#### What you are asked to do
Using the listing below, extract each line that has the word "CleanAir" in it.

#### Data supplied
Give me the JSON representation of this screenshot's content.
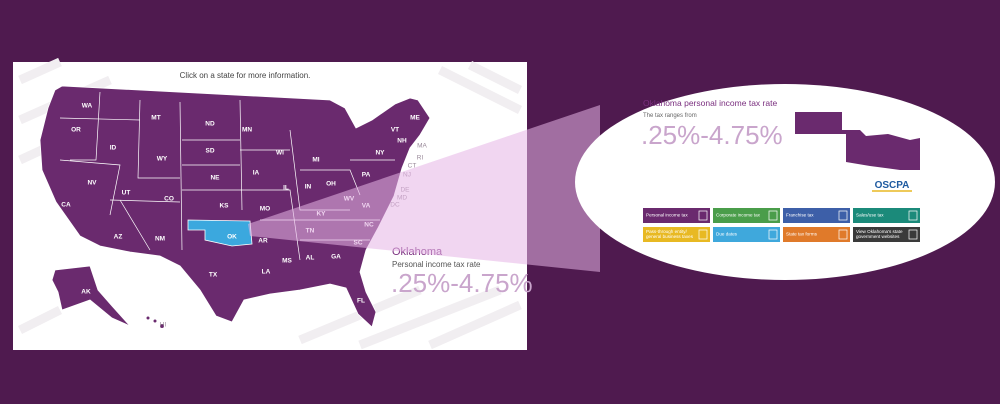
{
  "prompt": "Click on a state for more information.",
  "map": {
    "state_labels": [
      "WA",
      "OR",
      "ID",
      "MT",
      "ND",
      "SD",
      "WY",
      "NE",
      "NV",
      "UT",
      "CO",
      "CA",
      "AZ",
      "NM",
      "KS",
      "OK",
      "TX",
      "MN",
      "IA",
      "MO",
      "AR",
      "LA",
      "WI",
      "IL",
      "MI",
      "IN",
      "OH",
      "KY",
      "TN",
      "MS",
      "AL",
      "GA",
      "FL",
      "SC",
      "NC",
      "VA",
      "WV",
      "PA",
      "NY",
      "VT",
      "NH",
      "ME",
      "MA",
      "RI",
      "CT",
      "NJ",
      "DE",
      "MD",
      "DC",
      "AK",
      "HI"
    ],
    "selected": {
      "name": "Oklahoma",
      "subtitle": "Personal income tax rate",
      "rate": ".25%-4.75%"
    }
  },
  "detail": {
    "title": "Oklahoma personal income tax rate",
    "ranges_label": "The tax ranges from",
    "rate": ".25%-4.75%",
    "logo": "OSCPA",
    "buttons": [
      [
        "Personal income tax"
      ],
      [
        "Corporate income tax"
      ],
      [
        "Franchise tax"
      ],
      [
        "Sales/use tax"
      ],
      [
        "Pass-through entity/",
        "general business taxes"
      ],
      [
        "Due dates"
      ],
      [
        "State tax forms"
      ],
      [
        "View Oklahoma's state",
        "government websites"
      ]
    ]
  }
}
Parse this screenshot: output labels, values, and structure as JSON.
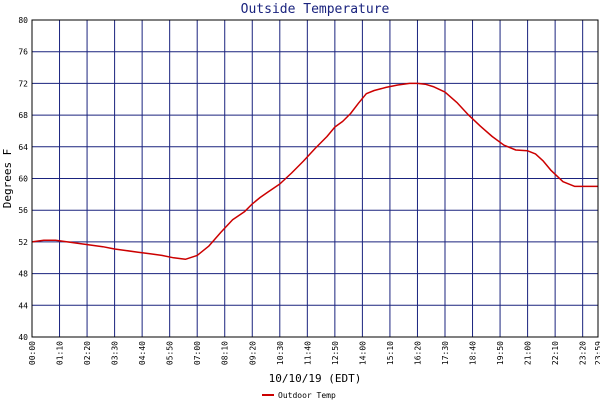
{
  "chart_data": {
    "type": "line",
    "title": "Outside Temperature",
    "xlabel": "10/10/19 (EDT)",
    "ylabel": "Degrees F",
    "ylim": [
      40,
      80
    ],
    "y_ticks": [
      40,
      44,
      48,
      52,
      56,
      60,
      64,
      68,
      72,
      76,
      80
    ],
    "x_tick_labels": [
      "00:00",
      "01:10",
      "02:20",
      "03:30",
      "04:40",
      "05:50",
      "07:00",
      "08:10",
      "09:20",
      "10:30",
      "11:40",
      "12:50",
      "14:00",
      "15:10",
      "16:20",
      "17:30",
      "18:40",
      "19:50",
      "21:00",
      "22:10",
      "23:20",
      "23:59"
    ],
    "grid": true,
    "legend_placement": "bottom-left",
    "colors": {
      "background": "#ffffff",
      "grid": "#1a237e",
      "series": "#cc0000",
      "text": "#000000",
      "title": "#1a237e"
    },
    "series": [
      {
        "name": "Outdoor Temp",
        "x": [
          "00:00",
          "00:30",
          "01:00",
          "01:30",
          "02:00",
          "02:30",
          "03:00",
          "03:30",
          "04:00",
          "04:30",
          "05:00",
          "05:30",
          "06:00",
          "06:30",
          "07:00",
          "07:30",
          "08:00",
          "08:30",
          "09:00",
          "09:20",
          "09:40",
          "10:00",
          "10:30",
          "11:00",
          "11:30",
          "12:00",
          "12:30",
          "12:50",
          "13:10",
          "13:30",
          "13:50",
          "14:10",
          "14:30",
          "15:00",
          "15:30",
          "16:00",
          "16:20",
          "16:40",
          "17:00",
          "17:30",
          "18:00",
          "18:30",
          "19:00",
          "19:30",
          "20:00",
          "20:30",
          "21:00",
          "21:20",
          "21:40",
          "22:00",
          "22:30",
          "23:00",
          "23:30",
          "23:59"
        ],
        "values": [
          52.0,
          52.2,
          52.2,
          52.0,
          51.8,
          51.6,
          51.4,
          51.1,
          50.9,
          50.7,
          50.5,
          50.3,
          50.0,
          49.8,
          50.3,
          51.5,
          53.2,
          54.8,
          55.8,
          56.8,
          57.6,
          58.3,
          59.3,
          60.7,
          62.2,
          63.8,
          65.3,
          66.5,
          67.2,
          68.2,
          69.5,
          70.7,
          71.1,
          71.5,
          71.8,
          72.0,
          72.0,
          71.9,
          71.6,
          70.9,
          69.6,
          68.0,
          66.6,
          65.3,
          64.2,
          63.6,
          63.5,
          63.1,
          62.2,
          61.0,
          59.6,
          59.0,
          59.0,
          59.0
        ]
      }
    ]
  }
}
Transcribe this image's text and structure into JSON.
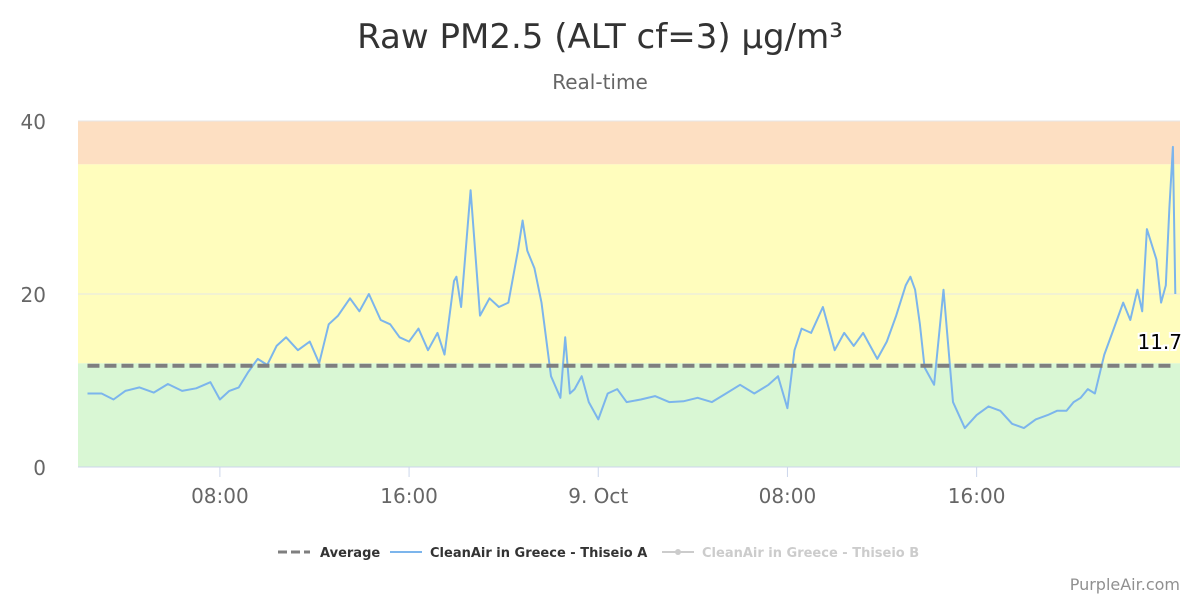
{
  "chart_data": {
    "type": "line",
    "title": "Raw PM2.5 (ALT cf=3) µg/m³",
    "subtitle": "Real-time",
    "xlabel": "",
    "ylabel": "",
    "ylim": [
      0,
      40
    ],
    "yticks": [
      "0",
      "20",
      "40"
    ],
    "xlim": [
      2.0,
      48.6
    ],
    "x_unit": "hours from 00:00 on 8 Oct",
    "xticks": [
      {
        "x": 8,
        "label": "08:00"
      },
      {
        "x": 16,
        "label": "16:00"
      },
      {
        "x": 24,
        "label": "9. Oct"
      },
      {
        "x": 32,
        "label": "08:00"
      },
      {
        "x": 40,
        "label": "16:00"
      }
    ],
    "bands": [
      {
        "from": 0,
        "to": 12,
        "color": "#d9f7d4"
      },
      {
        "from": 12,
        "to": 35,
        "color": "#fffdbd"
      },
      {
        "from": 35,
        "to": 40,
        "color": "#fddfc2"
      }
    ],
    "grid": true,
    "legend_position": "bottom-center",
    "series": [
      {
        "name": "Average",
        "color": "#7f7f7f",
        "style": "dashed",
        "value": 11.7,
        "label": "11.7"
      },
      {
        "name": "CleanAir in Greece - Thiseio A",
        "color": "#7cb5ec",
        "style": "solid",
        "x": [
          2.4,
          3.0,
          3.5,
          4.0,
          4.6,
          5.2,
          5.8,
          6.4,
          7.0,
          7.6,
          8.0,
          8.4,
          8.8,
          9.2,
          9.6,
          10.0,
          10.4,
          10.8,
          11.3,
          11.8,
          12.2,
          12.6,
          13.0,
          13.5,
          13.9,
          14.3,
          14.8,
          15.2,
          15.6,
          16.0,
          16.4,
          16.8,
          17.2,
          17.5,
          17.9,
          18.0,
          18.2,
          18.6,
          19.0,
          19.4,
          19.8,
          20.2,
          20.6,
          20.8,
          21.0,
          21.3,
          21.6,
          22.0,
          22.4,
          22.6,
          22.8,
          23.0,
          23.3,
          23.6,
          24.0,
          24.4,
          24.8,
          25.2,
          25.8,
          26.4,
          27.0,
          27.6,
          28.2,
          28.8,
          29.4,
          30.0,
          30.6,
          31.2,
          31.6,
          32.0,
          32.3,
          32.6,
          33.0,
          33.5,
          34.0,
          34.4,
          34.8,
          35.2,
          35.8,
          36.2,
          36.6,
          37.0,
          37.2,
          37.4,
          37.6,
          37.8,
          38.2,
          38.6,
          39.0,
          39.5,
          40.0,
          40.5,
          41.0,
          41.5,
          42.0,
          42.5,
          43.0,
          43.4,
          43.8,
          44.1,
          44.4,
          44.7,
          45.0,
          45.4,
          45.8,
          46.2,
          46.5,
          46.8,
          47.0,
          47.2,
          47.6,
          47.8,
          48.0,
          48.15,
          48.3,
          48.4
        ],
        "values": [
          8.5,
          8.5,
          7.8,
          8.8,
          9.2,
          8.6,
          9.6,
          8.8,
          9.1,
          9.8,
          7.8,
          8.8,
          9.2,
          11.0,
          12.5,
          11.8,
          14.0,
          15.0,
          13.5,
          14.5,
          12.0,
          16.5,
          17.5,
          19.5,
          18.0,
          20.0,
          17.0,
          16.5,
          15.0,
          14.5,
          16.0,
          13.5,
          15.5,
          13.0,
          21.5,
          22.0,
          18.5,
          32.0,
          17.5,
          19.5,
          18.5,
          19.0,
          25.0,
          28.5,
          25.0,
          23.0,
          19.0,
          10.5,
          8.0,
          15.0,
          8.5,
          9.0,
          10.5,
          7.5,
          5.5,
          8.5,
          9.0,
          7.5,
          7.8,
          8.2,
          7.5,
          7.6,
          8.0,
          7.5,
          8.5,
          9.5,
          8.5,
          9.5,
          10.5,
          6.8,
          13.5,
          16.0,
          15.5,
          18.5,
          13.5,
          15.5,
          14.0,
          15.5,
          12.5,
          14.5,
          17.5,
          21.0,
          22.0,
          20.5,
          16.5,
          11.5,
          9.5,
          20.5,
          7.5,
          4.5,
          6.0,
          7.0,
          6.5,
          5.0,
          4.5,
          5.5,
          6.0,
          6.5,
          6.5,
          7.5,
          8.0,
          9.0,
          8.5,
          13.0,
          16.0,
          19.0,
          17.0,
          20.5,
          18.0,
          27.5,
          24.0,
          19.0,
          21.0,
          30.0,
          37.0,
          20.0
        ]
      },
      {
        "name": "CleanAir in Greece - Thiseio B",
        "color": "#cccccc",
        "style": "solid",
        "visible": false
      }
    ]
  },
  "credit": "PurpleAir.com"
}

#### Finished answer
        "name": "CleanAir in Greece - Thiseio A",
        "name": "CleanAir in Greece - Thiseio B",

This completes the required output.